2. Die angesetzte fiktive Terminsgebühr ist auch der Höhe nach nicht zu beanstanden. Gemäß § 3 Abs. 1 Satz 1 i.V.m. § 14 Abs. 1 Satz 1 RVG sind bei der Bestimmung der Rechtsanwaltsvergütung alle Umstände des Einzelfalls, insbesondere die Bedeutung der Angelegenheit, Umfang und Schwierigkeit der anwaltlichen Tätigkeit sowie die Einkommens- und Vermögensverhältnisse des Klägers zu berücksichtigen. Danach ist die Festsetzung der fiktiven Terminsgebühr durch den Urkundsbeamten auf 100,00 Euro, die von der unbilligen Bestimmung des Prozessbevollmächtigten bereits gemäß § 14 Abs. 1 Satz 3 RVG abweicht, zu Recht erfolgt.

(Einträge aus einer Sammlung)
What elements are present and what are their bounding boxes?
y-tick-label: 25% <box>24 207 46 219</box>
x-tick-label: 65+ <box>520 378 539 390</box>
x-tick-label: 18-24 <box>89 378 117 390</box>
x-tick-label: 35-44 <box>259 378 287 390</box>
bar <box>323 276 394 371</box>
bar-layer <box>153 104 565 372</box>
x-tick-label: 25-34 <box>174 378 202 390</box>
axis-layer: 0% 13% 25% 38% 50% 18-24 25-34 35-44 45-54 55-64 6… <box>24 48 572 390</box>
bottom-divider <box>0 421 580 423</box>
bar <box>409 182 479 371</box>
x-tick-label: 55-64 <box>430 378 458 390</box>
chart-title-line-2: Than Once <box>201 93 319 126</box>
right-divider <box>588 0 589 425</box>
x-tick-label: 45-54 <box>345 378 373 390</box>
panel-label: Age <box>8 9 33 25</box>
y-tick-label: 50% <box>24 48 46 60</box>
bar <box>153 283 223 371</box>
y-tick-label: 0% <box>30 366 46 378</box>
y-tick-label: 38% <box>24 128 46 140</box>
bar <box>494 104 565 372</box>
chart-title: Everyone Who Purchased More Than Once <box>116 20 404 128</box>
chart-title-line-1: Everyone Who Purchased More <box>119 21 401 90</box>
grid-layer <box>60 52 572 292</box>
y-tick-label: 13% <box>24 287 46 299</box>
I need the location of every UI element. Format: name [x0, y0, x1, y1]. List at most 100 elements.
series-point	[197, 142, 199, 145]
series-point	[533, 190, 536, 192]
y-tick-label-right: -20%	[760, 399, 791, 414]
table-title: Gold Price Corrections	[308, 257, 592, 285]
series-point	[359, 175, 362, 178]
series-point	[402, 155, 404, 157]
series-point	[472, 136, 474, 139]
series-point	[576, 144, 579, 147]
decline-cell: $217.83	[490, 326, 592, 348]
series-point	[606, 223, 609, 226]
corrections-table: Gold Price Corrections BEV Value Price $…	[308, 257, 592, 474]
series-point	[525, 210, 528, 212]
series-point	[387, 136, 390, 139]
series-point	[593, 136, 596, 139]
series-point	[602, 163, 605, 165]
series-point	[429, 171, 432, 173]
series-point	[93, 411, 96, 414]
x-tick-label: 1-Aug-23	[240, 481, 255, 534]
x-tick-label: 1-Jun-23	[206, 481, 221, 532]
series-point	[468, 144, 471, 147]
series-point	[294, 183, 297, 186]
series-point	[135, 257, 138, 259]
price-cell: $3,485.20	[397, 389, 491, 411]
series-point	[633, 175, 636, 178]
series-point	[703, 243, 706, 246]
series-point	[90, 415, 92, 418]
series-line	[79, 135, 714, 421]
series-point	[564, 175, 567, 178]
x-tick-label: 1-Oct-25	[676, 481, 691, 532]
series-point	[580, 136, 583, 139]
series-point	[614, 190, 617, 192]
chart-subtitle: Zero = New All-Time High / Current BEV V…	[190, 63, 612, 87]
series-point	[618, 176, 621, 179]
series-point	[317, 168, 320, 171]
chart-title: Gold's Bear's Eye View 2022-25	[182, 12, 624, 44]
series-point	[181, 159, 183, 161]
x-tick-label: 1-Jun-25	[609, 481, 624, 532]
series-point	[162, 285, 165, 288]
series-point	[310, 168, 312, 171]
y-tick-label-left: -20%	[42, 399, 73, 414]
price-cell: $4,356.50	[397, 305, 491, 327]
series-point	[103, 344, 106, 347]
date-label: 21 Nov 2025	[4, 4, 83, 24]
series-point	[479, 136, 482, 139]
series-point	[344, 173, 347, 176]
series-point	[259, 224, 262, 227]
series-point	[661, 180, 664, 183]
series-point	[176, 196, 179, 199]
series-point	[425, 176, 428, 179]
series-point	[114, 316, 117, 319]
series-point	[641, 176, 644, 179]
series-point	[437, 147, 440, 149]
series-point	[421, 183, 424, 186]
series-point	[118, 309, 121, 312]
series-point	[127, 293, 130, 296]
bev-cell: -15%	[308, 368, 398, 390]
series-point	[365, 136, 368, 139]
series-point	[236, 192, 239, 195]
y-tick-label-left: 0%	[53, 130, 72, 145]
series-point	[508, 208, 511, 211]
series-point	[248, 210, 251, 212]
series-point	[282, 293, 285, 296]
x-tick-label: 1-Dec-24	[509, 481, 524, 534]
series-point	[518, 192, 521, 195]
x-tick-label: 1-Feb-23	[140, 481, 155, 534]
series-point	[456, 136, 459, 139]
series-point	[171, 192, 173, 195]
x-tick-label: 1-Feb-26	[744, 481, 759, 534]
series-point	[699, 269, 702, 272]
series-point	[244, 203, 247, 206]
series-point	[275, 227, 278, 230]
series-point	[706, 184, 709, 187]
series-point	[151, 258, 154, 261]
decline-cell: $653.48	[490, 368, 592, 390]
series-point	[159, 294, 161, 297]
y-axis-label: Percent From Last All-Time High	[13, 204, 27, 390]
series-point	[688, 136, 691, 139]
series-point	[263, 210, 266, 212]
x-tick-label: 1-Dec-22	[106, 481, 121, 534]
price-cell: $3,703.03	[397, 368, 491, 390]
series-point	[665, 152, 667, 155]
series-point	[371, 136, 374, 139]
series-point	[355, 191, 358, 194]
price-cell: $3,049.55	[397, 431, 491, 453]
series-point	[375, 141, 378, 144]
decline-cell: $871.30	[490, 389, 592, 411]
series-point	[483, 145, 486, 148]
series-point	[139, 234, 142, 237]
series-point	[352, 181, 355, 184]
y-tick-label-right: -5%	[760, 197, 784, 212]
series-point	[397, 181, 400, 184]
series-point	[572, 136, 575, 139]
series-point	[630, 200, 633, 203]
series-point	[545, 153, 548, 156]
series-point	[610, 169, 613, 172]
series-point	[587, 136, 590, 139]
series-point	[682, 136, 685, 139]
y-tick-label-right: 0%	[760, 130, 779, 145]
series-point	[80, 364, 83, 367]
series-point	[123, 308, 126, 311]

> Aufgaben:
1) Auf welchen Betrag hat der Urkundsbeamte laut dem Textauszug zur fiktiven Terminsgebühr diese Gebühr festgesetzt?
2) Bitte führen Sie den Textauszug zur fiktiven Terminsgebühr im Anschluss an seinen letzten Satz weiter.

> Antworten:
1) Auf 100,00 Euro.

2)
Für den Fall, dass eine mündliche Verhandlung stattfindet, wird hinsichtlich der Höhe der Gebühr teilweise entscheidend auf die Länge der Verhandlung abgestellt (vgl. z.B. Schleswig-Holsteinisches Landessozialgericht, Beschluss vom 12.09.2006, Az.: S 2 SF 12/05 SK; Landessozialgericht Nordrhein-Westfalen, Beschluss vom 15.01.2007, Az.: L 19 B 13/06 AL) Nach anderer Auffassung ist nicht die Dauer des Termins, sondern die Schwierigkeit des Falles und die Art der entfalteten Tätigkeit entscheidend (Landessozialgericht Nordrhein-Westfalen, Beschluss vom 20.12.2006, Az.: L 12 B 194/06 AS).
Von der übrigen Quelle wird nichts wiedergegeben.